• **Short exercise**
All of the entries need to be written out again, exactly as they are.
-- Start of Supplied material --
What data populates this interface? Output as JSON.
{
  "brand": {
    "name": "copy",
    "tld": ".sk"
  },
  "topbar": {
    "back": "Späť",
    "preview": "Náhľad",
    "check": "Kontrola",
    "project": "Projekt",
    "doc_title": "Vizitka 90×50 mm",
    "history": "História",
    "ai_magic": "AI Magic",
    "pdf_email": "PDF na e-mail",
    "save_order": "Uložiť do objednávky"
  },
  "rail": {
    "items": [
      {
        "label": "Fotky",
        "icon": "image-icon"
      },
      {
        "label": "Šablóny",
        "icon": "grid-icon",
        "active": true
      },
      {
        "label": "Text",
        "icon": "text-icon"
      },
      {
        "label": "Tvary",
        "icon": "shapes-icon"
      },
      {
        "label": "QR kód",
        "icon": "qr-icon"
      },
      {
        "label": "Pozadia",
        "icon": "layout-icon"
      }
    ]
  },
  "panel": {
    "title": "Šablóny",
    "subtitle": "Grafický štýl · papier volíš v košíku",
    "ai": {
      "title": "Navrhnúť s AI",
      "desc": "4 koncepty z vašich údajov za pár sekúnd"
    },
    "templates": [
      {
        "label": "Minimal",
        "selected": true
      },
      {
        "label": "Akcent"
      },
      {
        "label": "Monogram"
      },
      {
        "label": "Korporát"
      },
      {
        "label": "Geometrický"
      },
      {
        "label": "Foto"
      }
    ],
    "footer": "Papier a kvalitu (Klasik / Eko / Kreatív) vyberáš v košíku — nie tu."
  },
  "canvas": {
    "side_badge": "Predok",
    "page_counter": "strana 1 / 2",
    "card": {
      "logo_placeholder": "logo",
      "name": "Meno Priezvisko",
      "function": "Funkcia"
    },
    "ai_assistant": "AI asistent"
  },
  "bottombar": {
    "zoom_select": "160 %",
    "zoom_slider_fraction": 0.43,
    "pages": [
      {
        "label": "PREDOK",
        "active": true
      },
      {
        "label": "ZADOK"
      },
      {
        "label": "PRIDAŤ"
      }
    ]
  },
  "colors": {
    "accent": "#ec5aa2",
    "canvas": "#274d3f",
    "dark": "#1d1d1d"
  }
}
-- End of Supplied material --
• **Right answer**
What data populates this interface? Output as JSON.
{
  "brand": {
    "name": "copy",
    "tld": ".sk"
  },
  "topbar": {
    "back": "Späť",
    "preview": "Náhľad",
    "check": "Kontrola",
    "project": "Projekt",
    "doc_title": "Vizitka 90×50 mm",
    "history": "História",
    "ai_magic": "AI Magic",
    "pdf_email": "PDF na e-mail",
    "save_order": "Uložiť do objednávky"
  },
  "rail": {
    "items": [
      {
        "label": "Fotky",
        "icon": "image-icon"
      },
      {
        "label": "Šablóny",
        "icon": "grid-icon",
        "active": true
      },
      {
        "label": "Text",
        "icon": "text-icon"
      },
      {
        "label": "Tvary",
        "icon": "shapes-icon"
      },
      {
        "label": "QR kód",
        "icon": "qr-icon"
      },
      {
        "label": "Pozadia",
        "icon": "layout-icon"
      }
    ]
  },
  "panel": {
    "title": "Šablóny",
    "subtitle": "Grafický štýl · papier volíš v košíku",
    "ai": {
      "title": "Navrhnúť s AI",
      "desc": "4 koncepty z vašich údajov za pár sekúnd"
    },
    "templates": [
      {
        "label": "Minimal",
        "selected": true
      },
      {
        "label": "Akcent"
      },
      {
        "label": "Monogram"
      },
      {
        "label": "Korporát"
      },
      {
        "label": "Geometrický"
      },
      {
        "label": "Foto"
      }
    ],
    "footer": "Papier a kvalitu (Klasik / Eko / Kreatív) vyberáš v košíku — nie tu."
  },
  "canvas": {
    "side_badge": "Predok",
    "page_counter": "strana 1 / 2",
    "card": {
      "logo_placeholder": "logo",
      "name": "Meno Priezvisko",
      "function": "Funkcia"
    },
    "ai_assistant": "AI asistent"
  },
  "bottombar": {
    "zoom_select": "160 %",
    "zoom_slider_fraction": 0.43,
    "pages": [
      {
        "label": "PREDOK",
        "active": true
      },
      {
        "label": "ZADOK"
      },
      {
        "label": "PRIDAŤ"
      }
    ]
  },
  "colors": {
    "accent": "#ec5aa2",
    "canvas": "#274d3f",
    "dark": "#1d1d1d"
  }
}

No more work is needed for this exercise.